Records contained in a dataset
* Start *

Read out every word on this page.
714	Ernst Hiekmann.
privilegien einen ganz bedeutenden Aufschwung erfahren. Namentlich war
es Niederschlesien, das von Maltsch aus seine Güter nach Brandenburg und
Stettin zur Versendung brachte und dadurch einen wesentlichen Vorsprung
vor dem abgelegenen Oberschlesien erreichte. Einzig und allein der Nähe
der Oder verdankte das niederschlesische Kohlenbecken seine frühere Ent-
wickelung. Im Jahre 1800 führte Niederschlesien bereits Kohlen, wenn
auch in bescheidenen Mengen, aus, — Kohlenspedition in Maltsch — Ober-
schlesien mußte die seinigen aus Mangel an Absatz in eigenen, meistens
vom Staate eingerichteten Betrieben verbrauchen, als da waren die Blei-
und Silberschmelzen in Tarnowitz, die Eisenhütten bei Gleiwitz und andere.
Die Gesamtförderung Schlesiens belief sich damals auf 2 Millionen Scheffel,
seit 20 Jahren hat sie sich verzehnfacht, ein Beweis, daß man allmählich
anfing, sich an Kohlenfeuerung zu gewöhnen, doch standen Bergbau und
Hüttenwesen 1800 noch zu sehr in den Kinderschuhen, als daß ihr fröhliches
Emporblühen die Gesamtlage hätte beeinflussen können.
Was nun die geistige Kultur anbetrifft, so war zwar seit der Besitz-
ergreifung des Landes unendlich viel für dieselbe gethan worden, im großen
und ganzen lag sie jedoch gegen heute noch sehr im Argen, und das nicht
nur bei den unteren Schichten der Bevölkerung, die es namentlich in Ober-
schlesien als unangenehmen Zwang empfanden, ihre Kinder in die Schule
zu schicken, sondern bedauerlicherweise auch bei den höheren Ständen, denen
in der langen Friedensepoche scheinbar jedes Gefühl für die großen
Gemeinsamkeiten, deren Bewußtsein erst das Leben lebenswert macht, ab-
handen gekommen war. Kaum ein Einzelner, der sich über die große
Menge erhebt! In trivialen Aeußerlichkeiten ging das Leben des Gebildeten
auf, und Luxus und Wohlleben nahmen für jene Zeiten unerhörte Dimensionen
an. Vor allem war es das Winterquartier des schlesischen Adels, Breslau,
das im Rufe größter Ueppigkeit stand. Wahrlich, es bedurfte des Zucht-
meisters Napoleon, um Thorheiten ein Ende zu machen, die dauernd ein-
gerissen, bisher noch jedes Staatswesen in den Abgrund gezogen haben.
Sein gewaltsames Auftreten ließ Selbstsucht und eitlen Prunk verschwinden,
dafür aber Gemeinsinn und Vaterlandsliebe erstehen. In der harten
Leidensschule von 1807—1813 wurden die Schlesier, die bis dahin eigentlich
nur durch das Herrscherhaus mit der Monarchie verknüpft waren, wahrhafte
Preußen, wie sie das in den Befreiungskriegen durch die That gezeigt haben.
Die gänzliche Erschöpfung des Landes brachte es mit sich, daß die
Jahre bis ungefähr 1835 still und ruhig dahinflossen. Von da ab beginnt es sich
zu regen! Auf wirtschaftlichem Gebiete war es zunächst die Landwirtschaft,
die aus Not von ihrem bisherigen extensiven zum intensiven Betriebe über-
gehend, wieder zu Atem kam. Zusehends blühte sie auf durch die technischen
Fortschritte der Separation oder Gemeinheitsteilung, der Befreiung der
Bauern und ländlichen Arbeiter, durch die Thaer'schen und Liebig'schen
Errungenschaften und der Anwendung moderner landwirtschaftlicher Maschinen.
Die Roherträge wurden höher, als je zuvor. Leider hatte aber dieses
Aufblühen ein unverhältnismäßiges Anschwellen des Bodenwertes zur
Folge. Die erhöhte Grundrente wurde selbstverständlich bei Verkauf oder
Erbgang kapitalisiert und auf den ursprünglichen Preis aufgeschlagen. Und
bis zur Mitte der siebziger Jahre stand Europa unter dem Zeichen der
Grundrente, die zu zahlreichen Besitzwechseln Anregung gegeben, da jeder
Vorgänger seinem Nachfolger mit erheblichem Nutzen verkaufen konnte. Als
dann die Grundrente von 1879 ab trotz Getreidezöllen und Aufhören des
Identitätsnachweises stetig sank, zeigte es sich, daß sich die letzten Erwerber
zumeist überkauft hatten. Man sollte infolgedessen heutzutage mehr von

* End *

> **WORK TO DO**
Copy out all lines from the material above that contain the string "Landes".

> **THE SOLUTION**
ergreifung des Landes unendlich viel für dieselbe gethan worden, im großen
Die gänzliche Erschöpfung des Landes brachte es mit sich, daß die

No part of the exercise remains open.